Permintaan tertulis 1:
Salin dengan persis bagian catatan perjalanan ke Australia di bawah, mulai dari "Aussie 1: Duit" dan berlanjut hingga "Dinas Kehutanan Kaltim.".
Permintaan tertulis 2:
Jawab pertanyaan berikut berdasarkan catatan perjalanan ke Australia di bawah.
(a) Pada tahun berapa perjalanan ke Australia itu dilakukan?
(b) Di kota mana Konperensi Internasional kebakaran hutan diadakan?
(c) Berapa lama biasanya satu presentasi dalam konperensi tersebut?
Permintaan tertulis 3:
Sebutkan semua pakar kebakaran hutan yang menurut catatan perjalanan ke Australia di bawah sudah dikenal penulis sebelumnya, beserta negara asal masing-masing.

Teks yang ditampilkan:
● ● ● ● ●

Thursday, June 12, 2008

Aussie 2: Belajar kebakaran hutan

Dalam acara konperensi kebakaran di Australia ini juga terdapat pameran dari perusahaan peralatan pemadam kebakaran hutan dan juga pameran dari berbagai lembaga kebakaran hutan dari Australia, amerika, canada, dll. Di situ saya berkesempatan ngumpulin banyak buku dan souvenir seperti pena, pensil, pin, key ring dll. Pin yang kukumpulkan tersebut kupanjang sebagai hiasan dinding di rumahku hingga kini.
Presentasi dalam konperensi biasanya singkat sekitar 10 menit saja. Tapi yang presentasi banyak banget dan dibagi dalam 4 kelas menurut tema-tema spesifik. Di seminar itu aku ketemu beberapa pakar kebakaran hutan yang sudah saya kenal sebelumnya seperti Profesor Goldammer dari Jerman, Peter Moore dan Brett Shields dari Australia. Hadir pula beberapa kawan dari Indonesia dan mantan teman satu proyek seperti Bu Anja dan Pak Brad Sanders.
Dari proses konperensi tersebut saya bisa belajar banyak tentang kegiatan pengendalian kebakaran di berbagai negara. Selain itu kita bisa belajar banyak tentang mengelola suatu event kegiatan. Di Australia sendiri kegiatan konperensi itu sudah direncanakan dengan masak 1 tahun sebelumnya. Mereka sudah menyusun agenda dengan matang....oh....alangkah jauhnya dengan di Kaltim profesionalisme mereka tersebut. Di Kaltim, mau bikin PON saja, satu bulan sebelumnya masih banyak ditemui ketidakpastian tentang fasilitas, dana, perlengkapan dll... sampai kapankah bangsaku bisa benar-benar profesional?

Aussie 1: Duit habis dalam sekejap

Perjalananku ke Australia dilakukan tahun 2003. Saya saat itu menghadiri acara Konperensi Internasional kebakaran Hutan di Sydney - Australia bersama Ibu Sulasih dari Dinas Kehutanan Kaltim.
Perjalanan dari Jakarta - Sydney cukup lancar pake pesawat Qantas yang bersih dan layanannya bagus banget. Sampai di bandara, barang bawaan kami diperiksa dengan teliti. Bahkan sepatu yang berlumpurpun harus dibersihkan dulu karena mungkin dikuatirkan membawa bibit penyakit. Demikian pula barang bawaaan yang berupa makanan, kerajinan kayu dll diperiksa dengan cermat. Untunglah pemeriksaan berjalan lancar walau tadinya kami agak gugup karena kunci koper Ibu Sulasih sempat ketlingsut sehingga perlu waktu beberapa saat untuk bisa membuka kopernya.

● ● ● ● ●

Cuplikan data:
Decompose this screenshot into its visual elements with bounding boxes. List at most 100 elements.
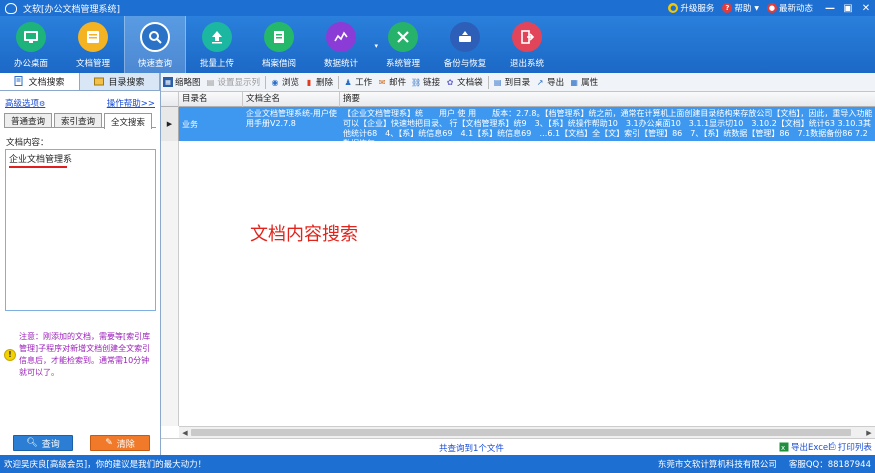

● ● ● ● ●

Jawaban yang diharapkan 1:
Aussie 1: Duit habis dalam sekejap

Perjalananku ke Australia dilakukan tahun 2003. Saya saat itu menghadiri acara Konperensi Internasional kebakaran Hutan di Sydney - Australia bersama Ibu Sulasih dari Dinas Kehutanan Kaltim.

Jawaban yang diharapkan 2:
(a) Tahun 2003.
(b) Sydney.
(c) Sekitar 10 menit.

Jawaban yang diharapkan 3:
Profesor Goldammer (Jerman), Peter Moore (Australia), Brett Shields (Australia)